* START DATA FOR THE TASK *

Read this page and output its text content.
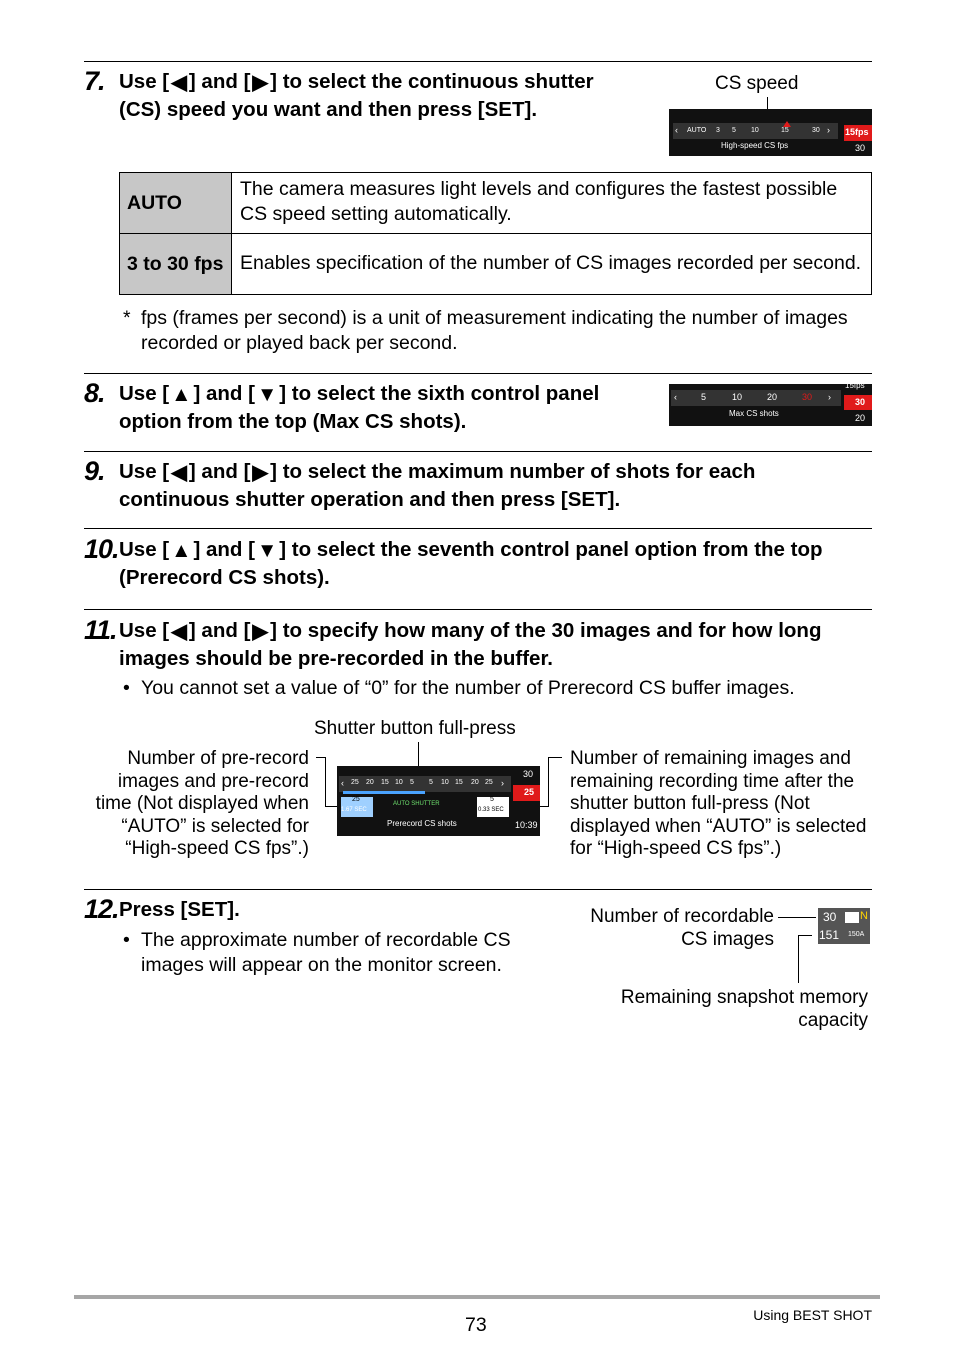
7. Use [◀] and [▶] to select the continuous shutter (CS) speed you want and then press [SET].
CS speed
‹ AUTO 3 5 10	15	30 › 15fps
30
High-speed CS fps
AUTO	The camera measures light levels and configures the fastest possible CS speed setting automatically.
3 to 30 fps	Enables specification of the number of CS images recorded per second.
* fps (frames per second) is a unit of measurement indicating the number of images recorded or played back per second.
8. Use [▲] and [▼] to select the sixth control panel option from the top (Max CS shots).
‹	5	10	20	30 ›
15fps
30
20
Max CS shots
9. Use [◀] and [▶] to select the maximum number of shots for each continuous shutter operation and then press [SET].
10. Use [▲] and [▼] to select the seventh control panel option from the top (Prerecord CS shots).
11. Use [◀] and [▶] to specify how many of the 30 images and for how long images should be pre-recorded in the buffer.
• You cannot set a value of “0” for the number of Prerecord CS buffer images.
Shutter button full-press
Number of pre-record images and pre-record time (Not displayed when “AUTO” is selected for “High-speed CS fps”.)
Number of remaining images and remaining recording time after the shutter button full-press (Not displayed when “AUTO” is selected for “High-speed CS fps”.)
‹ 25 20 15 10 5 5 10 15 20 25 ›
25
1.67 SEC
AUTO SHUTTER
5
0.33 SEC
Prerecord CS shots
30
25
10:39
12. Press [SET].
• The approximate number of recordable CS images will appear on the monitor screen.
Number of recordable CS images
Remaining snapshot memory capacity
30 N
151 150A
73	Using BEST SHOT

* END DATA FOR THE TASK *
* START DATA FOR THE TASK *

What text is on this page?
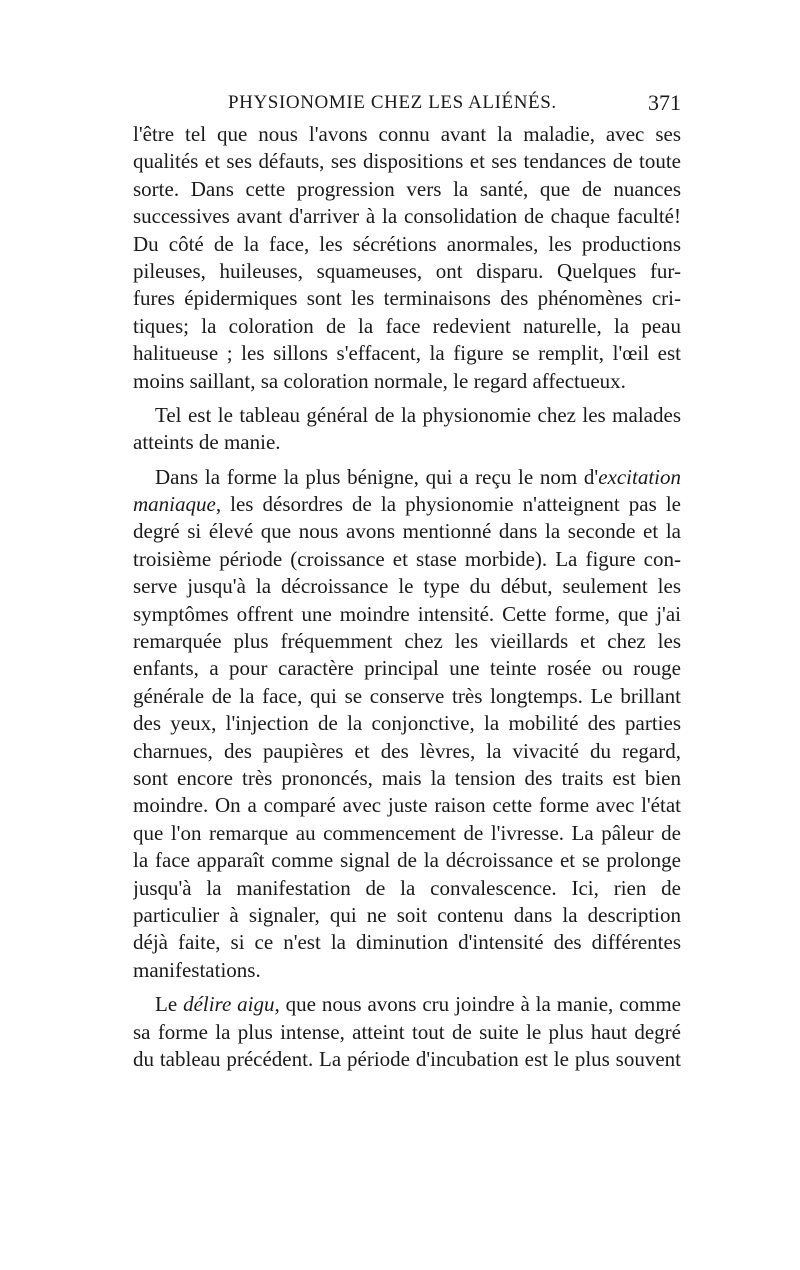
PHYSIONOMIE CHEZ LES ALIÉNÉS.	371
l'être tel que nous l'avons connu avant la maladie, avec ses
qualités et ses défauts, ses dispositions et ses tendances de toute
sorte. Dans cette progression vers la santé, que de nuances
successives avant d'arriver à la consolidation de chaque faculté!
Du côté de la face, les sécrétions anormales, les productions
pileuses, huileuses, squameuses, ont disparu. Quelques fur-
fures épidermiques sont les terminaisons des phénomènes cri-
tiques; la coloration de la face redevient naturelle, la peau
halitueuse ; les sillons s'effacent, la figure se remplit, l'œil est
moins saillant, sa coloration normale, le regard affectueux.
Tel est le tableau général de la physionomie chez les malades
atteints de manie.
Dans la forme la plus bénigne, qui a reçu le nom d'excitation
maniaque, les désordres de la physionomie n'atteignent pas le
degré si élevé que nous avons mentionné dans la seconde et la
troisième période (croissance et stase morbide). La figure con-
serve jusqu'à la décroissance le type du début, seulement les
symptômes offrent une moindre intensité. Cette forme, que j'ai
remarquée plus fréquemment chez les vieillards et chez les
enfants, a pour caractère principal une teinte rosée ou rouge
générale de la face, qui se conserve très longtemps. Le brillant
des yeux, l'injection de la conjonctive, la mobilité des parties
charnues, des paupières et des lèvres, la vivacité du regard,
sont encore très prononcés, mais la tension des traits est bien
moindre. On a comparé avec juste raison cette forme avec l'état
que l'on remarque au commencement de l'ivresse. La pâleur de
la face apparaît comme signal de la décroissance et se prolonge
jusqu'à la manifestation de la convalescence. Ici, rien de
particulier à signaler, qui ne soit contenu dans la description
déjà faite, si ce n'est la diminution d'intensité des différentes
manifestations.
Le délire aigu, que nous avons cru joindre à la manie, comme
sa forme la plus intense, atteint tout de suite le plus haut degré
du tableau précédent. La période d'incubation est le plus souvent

* END DATA FOR THE TASK *

**DIRECTIONS FOR THIS TASK:** State the number of lines in the records that contain the string "période", and nothing more.

**TASK OUTPUT:** 2